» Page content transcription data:
——
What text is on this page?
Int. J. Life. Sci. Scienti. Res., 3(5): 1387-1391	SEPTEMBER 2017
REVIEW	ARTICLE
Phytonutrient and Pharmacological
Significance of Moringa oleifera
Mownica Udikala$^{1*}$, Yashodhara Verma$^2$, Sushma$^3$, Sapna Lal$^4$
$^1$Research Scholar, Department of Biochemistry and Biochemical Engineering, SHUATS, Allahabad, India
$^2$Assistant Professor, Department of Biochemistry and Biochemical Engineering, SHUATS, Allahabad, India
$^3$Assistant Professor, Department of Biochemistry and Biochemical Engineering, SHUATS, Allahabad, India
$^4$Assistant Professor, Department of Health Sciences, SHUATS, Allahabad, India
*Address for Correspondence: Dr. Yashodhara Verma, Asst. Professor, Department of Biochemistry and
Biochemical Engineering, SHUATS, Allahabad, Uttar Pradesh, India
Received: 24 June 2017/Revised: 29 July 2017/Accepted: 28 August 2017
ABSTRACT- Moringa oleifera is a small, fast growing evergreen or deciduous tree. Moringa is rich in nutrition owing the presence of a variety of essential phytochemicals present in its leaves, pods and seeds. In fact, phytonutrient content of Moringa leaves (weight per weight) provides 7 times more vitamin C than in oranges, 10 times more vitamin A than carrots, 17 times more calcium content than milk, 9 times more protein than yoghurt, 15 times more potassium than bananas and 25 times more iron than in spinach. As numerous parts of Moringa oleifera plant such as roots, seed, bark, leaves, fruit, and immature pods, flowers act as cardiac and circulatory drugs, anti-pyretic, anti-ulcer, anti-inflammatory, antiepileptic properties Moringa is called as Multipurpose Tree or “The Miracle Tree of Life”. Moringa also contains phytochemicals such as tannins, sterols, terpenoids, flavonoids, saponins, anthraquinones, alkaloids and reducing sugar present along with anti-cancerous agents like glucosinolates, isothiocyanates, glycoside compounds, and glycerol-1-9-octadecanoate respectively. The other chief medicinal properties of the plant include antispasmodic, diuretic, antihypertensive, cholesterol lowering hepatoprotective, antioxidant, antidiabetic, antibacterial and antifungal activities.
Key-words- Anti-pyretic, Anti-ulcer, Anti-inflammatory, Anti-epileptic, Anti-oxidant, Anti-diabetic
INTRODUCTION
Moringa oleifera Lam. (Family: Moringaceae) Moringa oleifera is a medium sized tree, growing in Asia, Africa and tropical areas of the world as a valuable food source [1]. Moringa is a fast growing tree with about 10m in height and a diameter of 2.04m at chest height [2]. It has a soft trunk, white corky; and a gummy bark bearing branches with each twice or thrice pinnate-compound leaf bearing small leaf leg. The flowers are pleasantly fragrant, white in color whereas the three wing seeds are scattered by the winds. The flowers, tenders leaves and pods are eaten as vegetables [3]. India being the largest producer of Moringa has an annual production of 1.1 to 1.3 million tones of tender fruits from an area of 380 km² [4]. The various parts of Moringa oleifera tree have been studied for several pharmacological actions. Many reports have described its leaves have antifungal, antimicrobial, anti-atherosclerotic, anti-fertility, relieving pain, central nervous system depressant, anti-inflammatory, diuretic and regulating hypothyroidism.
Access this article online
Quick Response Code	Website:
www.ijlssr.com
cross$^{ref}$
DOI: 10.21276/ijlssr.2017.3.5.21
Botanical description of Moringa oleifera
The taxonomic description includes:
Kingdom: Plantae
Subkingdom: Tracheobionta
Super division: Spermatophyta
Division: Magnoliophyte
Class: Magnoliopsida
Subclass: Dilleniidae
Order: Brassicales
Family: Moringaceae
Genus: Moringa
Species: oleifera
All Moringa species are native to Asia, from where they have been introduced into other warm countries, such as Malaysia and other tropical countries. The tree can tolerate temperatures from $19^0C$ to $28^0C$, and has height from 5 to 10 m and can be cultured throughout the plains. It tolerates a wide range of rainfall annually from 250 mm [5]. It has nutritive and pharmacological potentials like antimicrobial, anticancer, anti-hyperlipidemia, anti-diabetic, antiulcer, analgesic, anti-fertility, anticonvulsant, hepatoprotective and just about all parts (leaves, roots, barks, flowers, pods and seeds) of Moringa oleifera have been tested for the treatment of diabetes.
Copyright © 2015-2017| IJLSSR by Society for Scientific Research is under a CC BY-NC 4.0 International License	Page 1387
——
In the data above, find each line where the string "about" appears, then copy it.

» Answer for the task:
Moringa oleifera Lam. (Family: Moringaceae) Moringa oleifera is a medium sized tree, growing in Asia, Africa and tropical areas of the world as a valuable food source [1]. Moringa is a fast growing tree with about 10m in height and a diameter of 2.04m at chest height [2]. It has a soft trunk, white corky; and a gummy bark bearing branches with each twice or thrice pinnate-compound leaf bearing small leaf leg. The flowers are pleasantly fragrant, white in color whereas the three wing seeds are scattered by the winds. The flowers, tenders leaves and pods are eaten as vegetables [3]. India being the largest producer of Moringa has an annual production of 1.1 to 1.3 million tones of tender fruits from an area of 380 km² [4]. The various parts of Moringa oleifera tree have been studied for several pharmacological actions. Many reports have described its leaves have antifungal, antimicrobial, anti-atherosclerotic, anti-fertility, relieving pain, central nervous system depressant, anti-inflammatory, diuretic and regulating hypothyroidism.
All Moringa species are native to Asia, from where they have been introduced into other warm countries, such as Malaysia and other tropical countries. The tree can tolerate temperatures from $19^0C$ to $28^0C$, and has height from 5 to 10 m and can be cultured throughout the plains. It tolerates a wide range of rainfall annually from 250 mm [5]. It has nutritive and pharmacological potentials like antimicrobial, anticancer, anti-hyperlipidemia, anti-diabetic, antiulcer, analgesic, anti-fertility, anticonvulsant, hepatoprotective and just about all parts (leaves, roots, barks, flowers, pods and seeds) of Moringa oleifera have been tested for the treatment of diabetes.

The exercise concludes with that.